[Stored data]
——————————

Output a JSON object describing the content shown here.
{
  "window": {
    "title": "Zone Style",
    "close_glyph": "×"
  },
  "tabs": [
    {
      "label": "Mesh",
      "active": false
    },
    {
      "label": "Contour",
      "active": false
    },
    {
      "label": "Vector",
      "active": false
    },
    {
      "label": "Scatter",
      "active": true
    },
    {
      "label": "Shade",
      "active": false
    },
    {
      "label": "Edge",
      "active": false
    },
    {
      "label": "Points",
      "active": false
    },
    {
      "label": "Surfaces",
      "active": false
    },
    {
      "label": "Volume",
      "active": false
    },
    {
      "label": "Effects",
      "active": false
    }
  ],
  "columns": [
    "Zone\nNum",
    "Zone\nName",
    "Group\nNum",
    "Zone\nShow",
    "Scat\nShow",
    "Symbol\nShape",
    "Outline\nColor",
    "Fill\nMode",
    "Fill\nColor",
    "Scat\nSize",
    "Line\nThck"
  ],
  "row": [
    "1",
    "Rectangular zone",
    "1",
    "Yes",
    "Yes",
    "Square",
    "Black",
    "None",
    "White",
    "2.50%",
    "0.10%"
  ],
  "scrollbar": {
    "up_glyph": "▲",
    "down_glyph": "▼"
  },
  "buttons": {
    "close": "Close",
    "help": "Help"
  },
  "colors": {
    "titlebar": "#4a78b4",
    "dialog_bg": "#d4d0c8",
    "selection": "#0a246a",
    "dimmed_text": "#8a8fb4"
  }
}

——————————

Work instructions :: Retype every record above exactly as it appears.

Answer ::
Output a JSON object describing the content shown here.
{
  "window": {
    "title": "Zone Style",
    "close_glyph": "×"
  },
  "tabs": [
    {
      "label": "Mesh",
      "active": false
    },
    {
      "label": "Contour",
      "active": false
    },
    {
      "label": "Vector",
      "active": false
    },
    {
      "label": "Scatter",
      "active": true
    },
    {
      "label": "Shade",
      "active": false
    },
    {
      "label": "Edge",
      "active": false
    },
    {
      "label": "Points",
      "active": false
    },
    {
      "label": "Surfaces",
      "active": false
    },
    {
      "label": "Volume",
      "active": false
    },
    {
      "label": "Effects",
      "active": false
    }
  ],
  "columns": [
    "Zone\nNum",
    "Zone\nName",
    "Group\nNum",
    "Zone\nShow",
    "Scat\nShow",
    "Symbol\nShape",
    "Outline\nColor",
    "Fill\nMode",
    "Fill\nColor",
    "Scat\nSize",
    "Line\nThck"
  ],
  "row": [
    "1",
    "Rectangular zone",
    "1",
    "Yes",
    "Yes",
    "Square",
    "Black",
    "None",
    "White",
    "2.50%",
    "0.10%"
  ],
  "scrollbar": {
    "up_glyph": "▲",
    "down_glyph": "▼"
  },
  "buttons": {
    "close": "Close",
    "help": "Help"
  },
  "colors": {
    "titlebar": "#4a78b4",
    "dialog_bg": "#d4d0c8",
    "selection": "#0a246a",
    "dimmed_text": "#8a8fb4"
  }
}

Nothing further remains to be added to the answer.